#### Problem to solve:
Put every line of the records below into a numbered list, skipping any blank lines.

— START Input —

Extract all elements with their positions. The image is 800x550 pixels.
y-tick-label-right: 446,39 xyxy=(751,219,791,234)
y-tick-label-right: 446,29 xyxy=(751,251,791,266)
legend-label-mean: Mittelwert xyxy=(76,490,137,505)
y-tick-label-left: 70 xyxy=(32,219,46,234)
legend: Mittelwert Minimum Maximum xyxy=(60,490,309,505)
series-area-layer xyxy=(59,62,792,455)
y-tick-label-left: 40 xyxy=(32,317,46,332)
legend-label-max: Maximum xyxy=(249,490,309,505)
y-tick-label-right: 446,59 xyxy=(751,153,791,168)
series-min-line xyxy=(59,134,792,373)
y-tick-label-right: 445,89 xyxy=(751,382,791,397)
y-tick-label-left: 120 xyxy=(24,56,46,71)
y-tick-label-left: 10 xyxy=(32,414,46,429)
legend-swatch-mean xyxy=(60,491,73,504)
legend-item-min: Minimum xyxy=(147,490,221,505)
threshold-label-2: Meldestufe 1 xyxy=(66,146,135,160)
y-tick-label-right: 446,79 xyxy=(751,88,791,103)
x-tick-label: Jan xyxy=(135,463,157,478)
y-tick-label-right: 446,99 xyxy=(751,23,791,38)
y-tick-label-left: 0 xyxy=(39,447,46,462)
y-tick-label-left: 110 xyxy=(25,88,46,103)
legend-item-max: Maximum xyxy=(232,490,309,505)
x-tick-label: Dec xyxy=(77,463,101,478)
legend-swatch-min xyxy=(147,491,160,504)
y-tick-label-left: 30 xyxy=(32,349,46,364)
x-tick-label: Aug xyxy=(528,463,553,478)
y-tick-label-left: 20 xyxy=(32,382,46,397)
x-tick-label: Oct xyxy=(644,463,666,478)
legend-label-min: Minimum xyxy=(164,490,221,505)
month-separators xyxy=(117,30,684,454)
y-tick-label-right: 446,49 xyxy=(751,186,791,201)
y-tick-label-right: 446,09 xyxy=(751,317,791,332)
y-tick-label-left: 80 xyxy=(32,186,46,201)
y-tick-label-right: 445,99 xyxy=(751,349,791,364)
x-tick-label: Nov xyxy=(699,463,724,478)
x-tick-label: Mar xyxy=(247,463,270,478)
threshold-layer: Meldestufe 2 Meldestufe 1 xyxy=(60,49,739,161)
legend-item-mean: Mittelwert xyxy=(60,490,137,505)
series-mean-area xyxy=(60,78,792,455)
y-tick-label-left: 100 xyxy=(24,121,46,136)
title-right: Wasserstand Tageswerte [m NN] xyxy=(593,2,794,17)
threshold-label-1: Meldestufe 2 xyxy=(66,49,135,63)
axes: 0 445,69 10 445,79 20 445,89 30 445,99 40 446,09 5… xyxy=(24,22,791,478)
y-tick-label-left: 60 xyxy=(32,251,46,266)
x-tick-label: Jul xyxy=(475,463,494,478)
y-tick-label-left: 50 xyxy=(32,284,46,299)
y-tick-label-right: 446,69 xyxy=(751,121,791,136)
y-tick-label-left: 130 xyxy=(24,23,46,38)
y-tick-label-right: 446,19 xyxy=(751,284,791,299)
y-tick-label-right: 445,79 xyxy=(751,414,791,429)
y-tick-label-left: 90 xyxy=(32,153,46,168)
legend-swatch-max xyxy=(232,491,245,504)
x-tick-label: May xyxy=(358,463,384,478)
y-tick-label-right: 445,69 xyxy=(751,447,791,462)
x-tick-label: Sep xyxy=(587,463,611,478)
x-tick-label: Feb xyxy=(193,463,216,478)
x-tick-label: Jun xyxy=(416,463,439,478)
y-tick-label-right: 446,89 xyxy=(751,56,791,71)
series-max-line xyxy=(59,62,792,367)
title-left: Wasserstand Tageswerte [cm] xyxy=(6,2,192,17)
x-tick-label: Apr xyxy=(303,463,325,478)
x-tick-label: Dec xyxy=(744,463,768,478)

— END Input —

#### Result below:
1. Extract all elements with their positions. The image is 800x550 pixels.
2. y-tick-label-right: 446,39 xyxy=(751,219,791,234)
3. y-tick-label-right: 446,29 xyxy=(751,251,791,266)
4. legend-label-mean: Mittelwert xyxy=(76,490,137,505)
5. y-tick-label-left: 70 xyxy=(32,219,46,234)
6. legend: Mittelwert Minimum Maximum xyxy=(60,490,309,505)
7. series-area-layer xyxy=(59,62,792,455)
8. y-tick-label-left: 40 xyxy=(32,317,46,332)
9. legend-label-max: Maximum xyxy=(249,490,309,505)
10. y-tick-label-right: 446,59 xyxy=(751,153,791,168)
11. series-min-line xyxy=(59,134,792,373)
12. y-tick-label-right: 445,89 xyxy=(751,382,791,397)
13. y-tick-label-left: 120 xyxy=(24,56,46,71)
14. y-tick-label-left: 10 xyxy=(32,414,46,429)
15. legend-swatch-mean xyxy=(60,491,73,504)
16. legend-item-min: Minimum xyxy=(147,490,221,505)
17. threshold-label-2: Meldestufe 1 xyxy=(66,146,135,160)
18. y-tick-label-right: 446,79 xyxy=(751,88,791,103)
19. x-tick-label: Jan xyxy=(135,463,157,478)
20. y-tick-label-right: 446,99 xyxy=(751,23,791,38)
21. y-tick-label-left: 0 xyxy=(39,447,46,462)
22. y-tick-label-left: 110 xyxy=(25,88,46,103)
23. legend-item-max: Maximum xyxy=(232,490,309,505)
24. x-tick-label: Dec xyxy=(77,463,101,478)
25. legend-swatch-min xyxy=(147,491,160,504)
26. y-tick-label-left: 30 xyxy=(32,349,46,364)
27. x-tick-label: Aug xyxy=(528,463,553,478)
28. y-tick-label-left: 20 xyxy=(32,382,46,397)
29. x-tick-label: Oct xyxy=(644,463,666,478)
30. legend-label-min: Minimum xyxy=(164,490,221,505)
31. month-separators xyxy=(117,30,684,454)
32. y-tick-label-right: 446,49 xyxy=(751,186,791,201)
33. y-tick-label-right: 446,09 xyxy=(751,317,791,332)
34. y-tick-label-left: 80 xyxy=(32,186,46,201)
35. y-tick-label-right: 445,99 xyxy=(751,349,791,364)
36. x-tick-label: Nov xyxy=(699,463,724,478)
37. x-tick-label: Mar xyxy=(247,463,270,478)
38. threshold-layer: Meldestufe 2 Meldestufe 1 xyxy=(60,49,739,161)
39. legend-item-mean: Mittelwert xyxy=(60,490,137,505)
40. series-mean-area xyxy=(60,78,792,455)
41. y-tick-label-left: 100 xyxy=(24,121,46,136)
42. title-right: Wasserstand Tageswerte [m NN] xyxy=(593,2,794,17)
43. threshold-label-1: Meldestufe 2 xyxy=(66,49,135,63)
44. axes: 0 445,69 10 445,79 20 445,89 30 445,99 40 446,09 5… xyxy=(24,22,791,478)
45. y-tick-label-left: 60 xyxy=(32,251,46,266)
46. x-tick-label: Jul xyxy=(475,463,494,478)
47. y-tick-label-left: 50 xyxy=(32,284,46,299)
48. y-tick-label-right: 446,69 xyxy=(751,121,791,136)
49. y-tick-label-left: 130 xyxy=(24,23,46,38)
50. y-tick-label-right: 446,19 xyxy=(751,284,791,299)
51. y-tick-label-right: 445,79 xyxy=(751,414,791,429)
52. y-tick-label-left: 90 xyxy=(32,153,46,168)
53. legend-swatch-max xyxy=(232,491,245,504)
54. x-tick-label: May xyxy=(358,463,384,478)
55. y-tick-label-right: 445,69 xyxy=(751,447,791,462)
56. x-tick-label: Sep xyxy=(587,463,611,478)
57. x-tick-label: Feb xyxy=(193,463,216,478)
58. x-tick-label: Jun xyxy=(416,463,439,478)
59. y-tick-label-right: 446,89 xyxy=(751,56,791,71)
60. series-max-line xyxy=(59,62,792,367)
61. title-left: Wasserstand Tageswerte [cm] xyxy=(6,2,192,17)
62. x-tick-label: Apr xyxy=(303,463,325,478)
63. x-tick-label: Dec xyxy=(744,463,768,478)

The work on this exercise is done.